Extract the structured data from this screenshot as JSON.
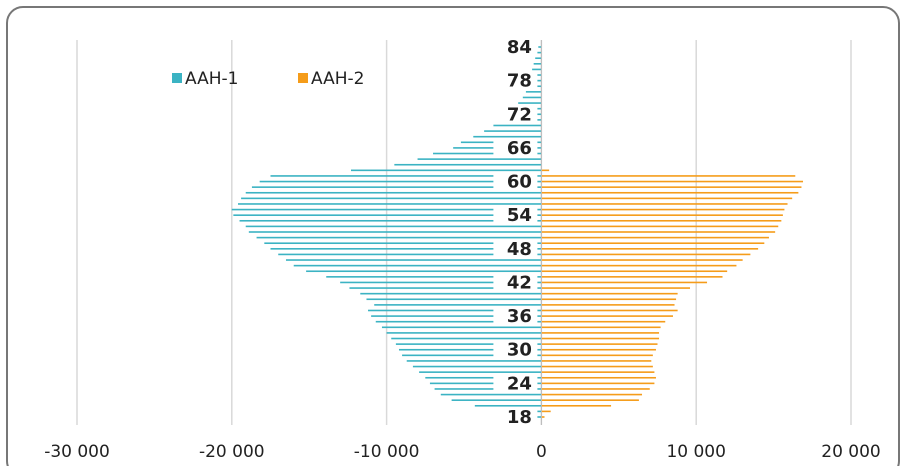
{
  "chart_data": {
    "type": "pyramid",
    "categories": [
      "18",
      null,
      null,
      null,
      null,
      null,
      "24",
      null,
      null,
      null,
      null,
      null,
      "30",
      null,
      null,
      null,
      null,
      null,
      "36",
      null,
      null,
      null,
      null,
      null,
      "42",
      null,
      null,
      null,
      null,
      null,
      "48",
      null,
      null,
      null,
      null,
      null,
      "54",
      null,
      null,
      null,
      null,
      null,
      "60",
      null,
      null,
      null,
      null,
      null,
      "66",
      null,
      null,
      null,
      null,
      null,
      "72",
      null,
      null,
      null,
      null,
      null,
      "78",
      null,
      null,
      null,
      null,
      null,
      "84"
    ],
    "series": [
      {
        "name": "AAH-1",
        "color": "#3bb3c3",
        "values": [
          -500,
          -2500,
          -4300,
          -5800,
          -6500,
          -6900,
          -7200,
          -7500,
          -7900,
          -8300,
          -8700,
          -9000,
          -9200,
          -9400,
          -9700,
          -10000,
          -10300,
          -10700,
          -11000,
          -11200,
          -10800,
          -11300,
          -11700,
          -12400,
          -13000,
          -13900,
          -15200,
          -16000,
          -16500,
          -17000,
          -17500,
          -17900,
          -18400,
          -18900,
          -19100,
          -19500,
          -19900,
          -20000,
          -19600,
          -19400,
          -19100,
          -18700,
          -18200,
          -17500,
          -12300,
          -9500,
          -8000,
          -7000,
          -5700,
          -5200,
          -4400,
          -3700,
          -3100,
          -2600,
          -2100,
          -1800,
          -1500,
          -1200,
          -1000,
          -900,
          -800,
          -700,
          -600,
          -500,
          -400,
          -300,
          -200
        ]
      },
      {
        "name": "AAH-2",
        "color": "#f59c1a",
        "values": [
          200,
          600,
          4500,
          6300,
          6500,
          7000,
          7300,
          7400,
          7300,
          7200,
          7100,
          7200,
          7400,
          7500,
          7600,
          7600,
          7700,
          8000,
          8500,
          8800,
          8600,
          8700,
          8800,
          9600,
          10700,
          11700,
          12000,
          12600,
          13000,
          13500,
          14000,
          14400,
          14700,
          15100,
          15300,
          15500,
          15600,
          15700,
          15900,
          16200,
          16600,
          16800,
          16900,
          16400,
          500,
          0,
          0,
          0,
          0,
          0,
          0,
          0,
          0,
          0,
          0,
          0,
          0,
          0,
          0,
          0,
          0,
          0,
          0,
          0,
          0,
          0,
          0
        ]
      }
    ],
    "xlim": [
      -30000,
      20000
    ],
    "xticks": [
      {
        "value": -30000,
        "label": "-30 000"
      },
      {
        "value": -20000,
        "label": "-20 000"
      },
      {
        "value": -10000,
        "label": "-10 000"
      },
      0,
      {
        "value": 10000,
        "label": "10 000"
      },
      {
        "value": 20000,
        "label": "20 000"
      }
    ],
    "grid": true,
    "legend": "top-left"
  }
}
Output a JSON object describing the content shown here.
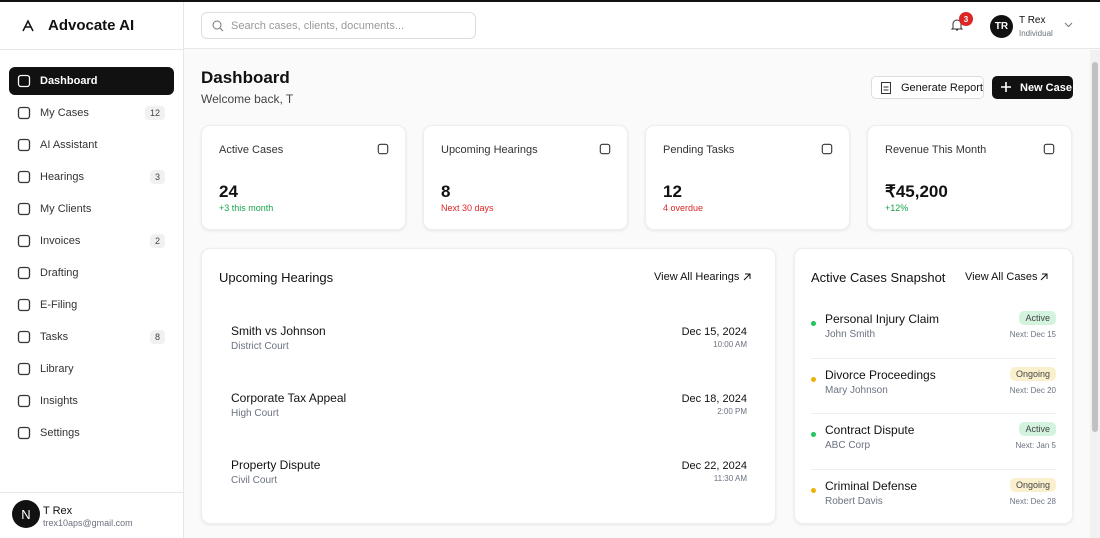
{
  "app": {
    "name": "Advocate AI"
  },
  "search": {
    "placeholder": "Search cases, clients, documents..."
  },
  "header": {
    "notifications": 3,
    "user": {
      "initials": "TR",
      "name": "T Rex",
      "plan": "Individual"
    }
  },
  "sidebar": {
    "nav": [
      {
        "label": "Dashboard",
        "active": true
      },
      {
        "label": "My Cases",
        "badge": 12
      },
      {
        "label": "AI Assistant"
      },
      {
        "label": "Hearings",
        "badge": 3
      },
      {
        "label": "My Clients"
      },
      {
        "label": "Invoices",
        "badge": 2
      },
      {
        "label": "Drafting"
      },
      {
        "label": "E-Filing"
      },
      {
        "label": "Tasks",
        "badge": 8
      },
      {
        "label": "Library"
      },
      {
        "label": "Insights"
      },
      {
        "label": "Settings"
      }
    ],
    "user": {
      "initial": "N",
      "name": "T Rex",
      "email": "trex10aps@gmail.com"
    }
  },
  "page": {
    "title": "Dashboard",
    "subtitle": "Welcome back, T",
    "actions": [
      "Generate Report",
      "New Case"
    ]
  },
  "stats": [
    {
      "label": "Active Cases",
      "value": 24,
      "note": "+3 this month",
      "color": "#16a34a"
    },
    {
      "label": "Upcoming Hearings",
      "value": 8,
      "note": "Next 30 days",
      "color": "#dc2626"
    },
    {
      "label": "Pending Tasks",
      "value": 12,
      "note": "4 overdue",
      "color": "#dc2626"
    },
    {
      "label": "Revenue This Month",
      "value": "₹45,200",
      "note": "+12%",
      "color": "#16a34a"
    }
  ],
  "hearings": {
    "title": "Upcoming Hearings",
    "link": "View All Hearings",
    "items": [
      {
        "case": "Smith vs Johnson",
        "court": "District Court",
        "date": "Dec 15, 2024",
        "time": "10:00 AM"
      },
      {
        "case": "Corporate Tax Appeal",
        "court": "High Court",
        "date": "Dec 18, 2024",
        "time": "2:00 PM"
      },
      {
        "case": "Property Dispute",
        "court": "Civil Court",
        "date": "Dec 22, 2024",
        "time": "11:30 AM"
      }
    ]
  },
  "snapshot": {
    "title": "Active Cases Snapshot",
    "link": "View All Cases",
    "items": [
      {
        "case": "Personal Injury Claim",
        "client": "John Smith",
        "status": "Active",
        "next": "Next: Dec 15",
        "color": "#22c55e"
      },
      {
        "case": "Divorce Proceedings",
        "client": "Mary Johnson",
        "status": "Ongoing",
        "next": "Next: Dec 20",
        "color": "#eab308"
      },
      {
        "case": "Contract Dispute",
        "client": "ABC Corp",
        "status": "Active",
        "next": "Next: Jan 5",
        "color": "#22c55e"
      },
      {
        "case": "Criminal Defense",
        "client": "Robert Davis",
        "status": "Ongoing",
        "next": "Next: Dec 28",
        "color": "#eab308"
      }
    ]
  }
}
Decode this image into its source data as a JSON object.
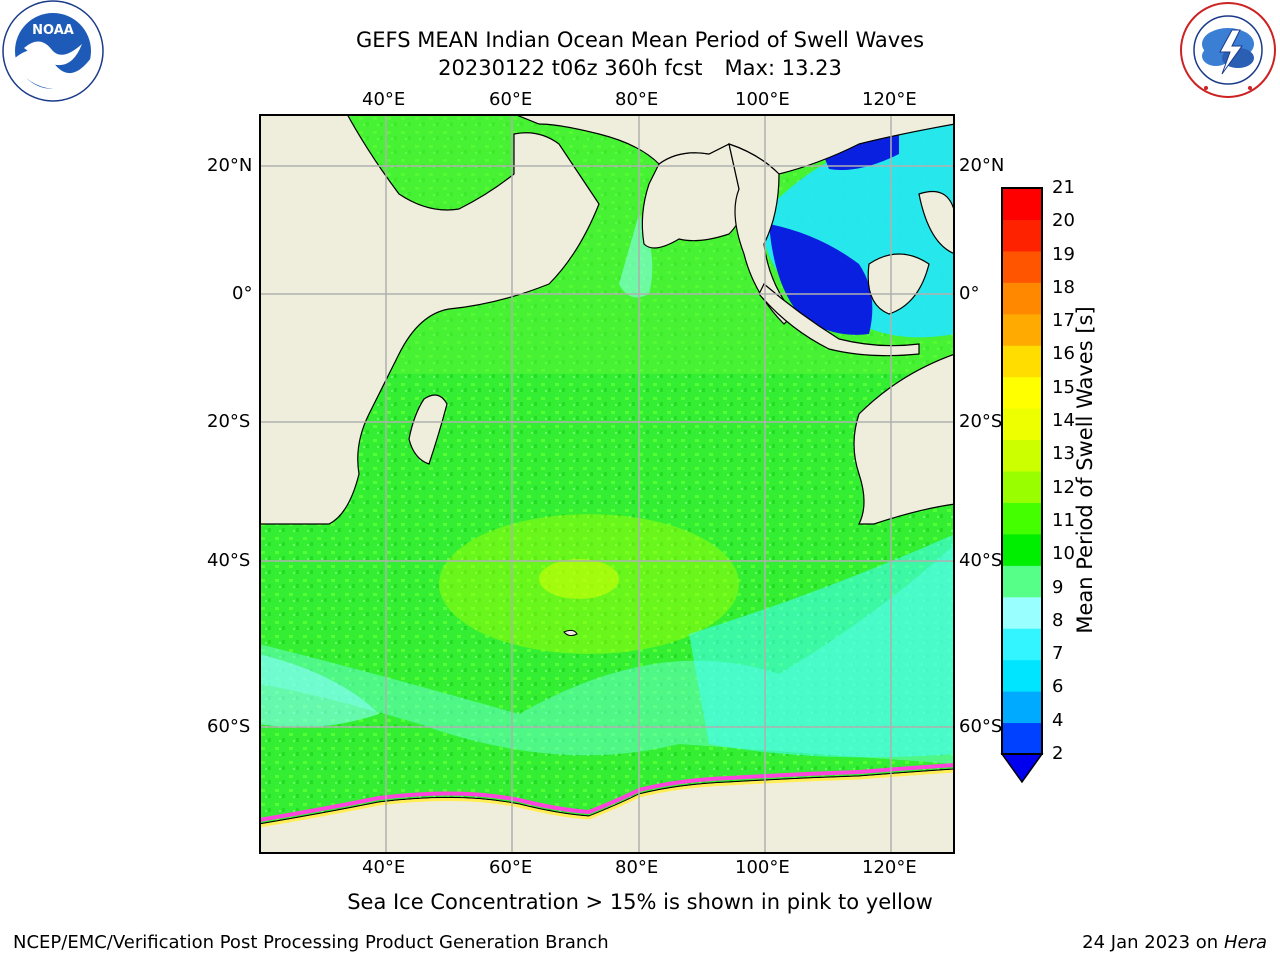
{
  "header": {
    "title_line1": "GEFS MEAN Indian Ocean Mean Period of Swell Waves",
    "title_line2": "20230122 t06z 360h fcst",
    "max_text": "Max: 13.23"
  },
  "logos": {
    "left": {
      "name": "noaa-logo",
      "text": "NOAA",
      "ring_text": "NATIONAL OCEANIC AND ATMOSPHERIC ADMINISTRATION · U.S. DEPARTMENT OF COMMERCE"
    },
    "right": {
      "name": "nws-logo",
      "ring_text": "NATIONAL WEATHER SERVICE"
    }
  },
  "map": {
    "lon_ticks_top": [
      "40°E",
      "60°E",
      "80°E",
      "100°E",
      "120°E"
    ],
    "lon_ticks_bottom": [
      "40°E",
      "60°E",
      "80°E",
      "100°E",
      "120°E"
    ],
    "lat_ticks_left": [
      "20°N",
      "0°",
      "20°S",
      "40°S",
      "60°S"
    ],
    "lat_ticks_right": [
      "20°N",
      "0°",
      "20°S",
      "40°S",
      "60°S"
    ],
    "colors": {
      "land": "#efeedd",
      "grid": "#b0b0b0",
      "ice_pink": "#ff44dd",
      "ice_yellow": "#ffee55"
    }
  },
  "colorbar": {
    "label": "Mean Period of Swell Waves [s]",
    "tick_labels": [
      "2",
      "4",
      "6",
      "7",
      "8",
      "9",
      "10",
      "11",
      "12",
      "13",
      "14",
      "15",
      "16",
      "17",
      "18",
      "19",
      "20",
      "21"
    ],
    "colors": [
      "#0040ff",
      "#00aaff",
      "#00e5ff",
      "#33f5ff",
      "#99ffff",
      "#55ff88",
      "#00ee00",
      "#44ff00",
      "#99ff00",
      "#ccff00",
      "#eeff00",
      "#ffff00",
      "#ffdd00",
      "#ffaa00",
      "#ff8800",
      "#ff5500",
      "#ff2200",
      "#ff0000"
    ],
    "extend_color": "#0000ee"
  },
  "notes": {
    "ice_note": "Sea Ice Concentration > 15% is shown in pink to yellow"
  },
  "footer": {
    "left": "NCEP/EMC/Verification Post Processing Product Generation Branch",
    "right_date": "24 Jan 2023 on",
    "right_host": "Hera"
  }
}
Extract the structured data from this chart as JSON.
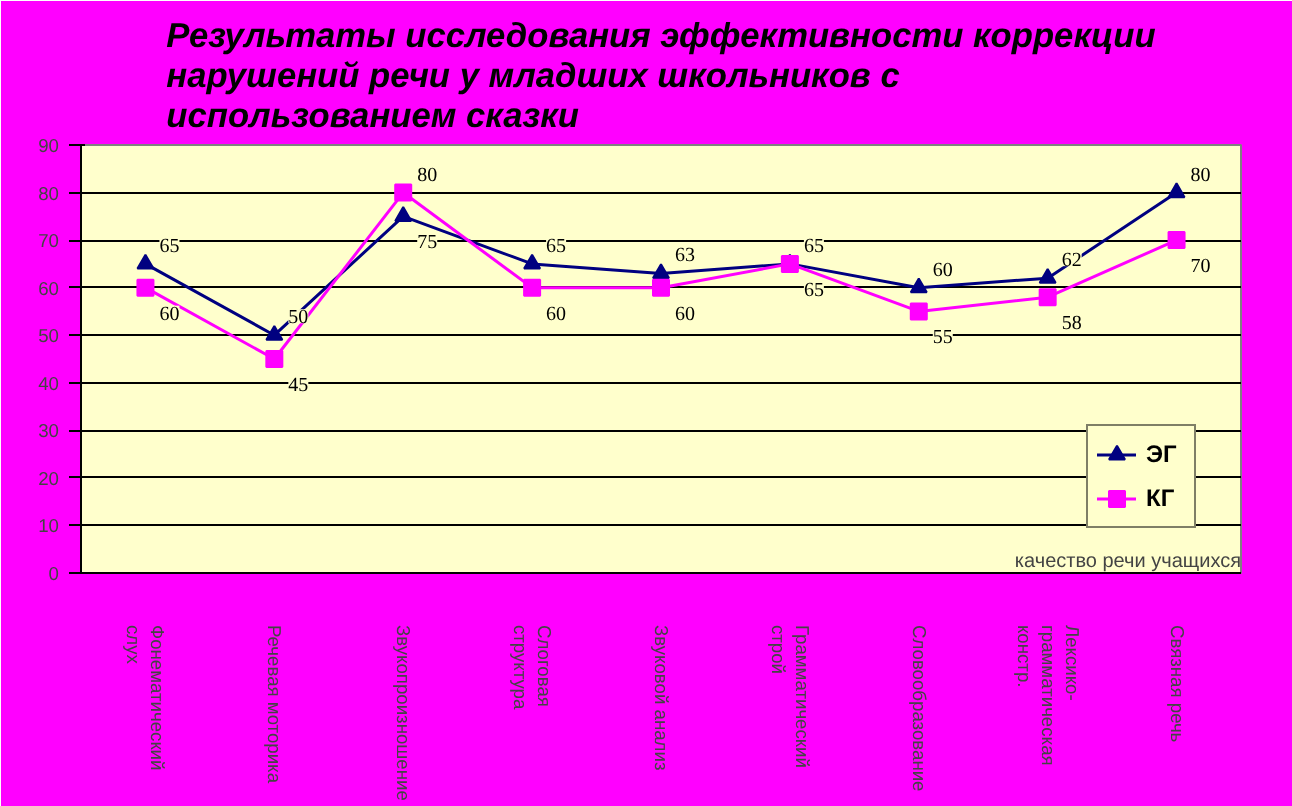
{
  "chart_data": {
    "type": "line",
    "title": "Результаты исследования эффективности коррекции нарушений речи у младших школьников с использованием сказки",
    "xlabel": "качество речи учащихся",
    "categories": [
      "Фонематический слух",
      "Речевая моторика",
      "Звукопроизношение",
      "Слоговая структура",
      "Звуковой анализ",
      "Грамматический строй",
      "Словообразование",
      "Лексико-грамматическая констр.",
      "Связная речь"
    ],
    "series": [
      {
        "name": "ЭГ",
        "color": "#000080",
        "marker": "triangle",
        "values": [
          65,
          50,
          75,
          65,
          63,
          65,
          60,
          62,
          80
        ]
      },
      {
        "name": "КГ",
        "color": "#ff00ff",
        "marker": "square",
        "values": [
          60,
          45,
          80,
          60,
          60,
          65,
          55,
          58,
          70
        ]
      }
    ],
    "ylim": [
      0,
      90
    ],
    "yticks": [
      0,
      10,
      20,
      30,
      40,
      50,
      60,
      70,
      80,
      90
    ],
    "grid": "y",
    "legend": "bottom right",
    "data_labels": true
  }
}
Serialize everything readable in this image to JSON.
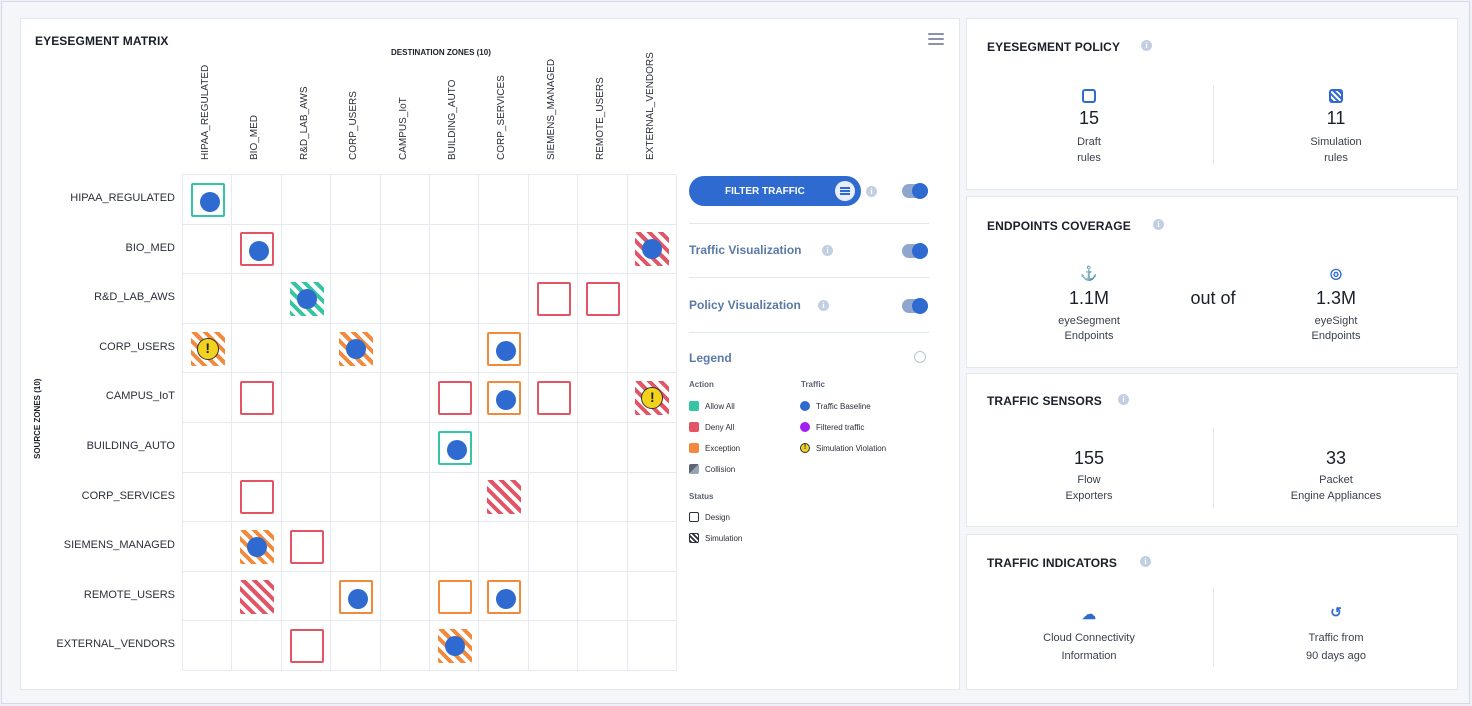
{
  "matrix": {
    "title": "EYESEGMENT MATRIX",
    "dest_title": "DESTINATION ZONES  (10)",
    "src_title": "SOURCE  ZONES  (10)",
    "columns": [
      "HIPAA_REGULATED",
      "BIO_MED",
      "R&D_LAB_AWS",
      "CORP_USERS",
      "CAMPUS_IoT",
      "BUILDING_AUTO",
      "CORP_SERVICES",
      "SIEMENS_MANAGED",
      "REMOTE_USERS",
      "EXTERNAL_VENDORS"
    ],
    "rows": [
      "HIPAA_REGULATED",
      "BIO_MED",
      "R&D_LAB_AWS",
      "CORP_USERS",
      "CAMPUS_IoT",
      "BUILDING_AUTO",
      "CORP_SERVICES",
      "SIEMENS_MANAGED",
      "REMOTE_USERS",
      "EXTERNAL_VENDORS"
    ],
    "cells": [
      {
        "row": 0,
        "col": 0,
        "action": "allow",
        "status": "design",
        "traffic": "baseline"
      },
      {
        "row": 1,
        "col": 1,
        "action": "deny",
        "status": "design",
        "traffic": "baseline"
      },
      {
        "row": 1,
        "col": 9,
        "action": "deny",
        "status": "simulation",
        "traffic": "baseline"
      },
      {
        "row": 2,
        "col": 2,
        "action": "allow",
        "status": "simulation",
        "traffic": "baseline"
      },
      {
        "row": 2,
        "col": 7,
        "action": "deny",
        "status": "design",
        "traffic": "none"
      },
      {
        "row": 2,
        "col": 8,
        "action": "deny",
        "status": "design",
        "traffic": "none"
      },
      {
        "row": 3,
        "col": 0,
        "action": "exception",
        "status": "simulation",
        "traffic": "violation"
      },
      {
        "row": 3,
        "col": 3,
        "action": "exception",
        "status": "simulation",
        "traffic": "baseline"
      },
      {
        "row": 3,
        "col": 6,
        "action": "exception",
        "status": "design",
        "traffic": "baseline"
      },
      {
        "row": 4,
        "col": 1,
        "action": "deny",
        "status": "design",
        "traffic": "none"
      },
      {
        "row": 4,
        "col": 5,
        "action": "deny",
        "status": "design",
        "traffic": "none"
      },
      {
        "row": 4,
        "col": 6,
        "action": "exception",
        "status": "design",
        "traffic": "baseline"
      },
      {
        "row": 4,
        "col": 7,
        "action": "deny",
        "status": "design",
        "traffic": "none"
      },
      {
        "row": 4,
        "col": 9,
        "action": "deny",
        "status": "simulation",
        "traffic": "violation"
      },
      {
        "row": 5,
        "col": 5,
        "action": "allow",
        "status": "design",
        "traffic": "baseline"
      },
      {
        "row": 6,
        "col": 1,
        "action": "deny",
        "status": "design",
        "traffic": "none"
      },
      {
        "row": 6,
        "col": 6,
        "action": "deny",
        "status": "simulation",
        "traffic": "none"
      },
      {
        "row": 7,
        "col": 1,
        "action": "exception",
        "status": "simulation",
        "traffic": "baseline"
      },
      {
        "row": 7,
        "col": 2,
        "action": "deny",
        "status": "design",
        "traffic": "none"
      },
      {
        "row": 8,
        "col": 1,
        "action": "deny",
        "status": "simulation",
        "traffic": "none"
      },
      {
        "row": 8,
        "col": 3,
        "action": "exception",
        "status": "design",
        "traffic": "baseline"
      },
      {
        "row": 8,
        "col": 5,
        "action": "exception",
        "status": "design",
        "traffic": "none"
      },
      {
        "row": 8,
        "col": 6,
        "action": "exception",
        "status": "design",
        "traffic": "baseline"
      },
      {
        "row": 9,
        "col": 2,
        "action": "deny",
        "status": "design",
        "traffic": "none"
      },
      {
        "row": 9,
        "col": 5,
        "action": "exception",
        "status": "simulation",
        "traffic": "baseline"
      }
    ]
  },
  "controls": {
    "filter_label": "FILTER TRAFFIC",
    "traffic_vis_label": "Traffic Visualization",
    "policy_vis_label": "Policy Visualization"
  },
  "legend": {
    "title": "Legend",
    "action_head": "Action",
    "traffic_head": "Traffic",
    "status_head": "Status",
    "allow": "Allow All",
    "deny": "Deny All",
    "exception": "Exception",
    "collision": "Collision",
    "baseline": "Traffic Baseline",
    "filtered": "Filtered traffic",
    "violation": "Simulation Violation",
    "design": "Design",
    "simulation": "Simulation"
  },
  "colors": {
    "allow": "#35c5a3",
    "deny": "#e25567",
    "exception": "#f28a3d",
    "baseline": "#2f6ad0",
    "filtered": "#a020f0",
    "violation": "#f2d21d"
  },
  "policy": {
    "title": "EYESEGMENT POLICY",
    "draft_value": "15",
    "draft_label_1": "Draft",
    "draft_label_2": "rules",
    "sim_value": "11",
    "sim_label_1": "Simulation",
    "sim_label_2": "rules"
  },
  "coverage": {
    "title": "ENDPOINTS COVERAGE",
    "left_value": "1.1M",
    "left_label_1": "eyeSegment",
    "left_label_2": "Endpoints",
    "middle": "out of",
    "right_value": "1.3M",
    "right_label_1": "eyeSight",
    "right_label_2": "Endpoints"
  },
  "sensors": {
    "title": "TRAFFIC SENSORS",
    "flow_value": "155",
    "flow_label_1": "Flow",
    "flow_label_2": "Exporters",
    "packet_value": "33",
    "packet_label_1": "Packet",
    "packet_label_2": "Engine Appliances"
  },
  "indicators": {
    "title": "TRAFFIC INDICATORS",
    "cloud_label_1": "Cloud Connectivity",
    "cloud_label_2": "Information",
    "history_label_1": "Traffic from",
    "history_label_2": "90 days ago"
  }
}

Your goal
Lines that hold the word "Court" are the ones to return, every one of them.

The solution
        "court": "District Court",
        "court": "High Court",
        "court": "Civil Court",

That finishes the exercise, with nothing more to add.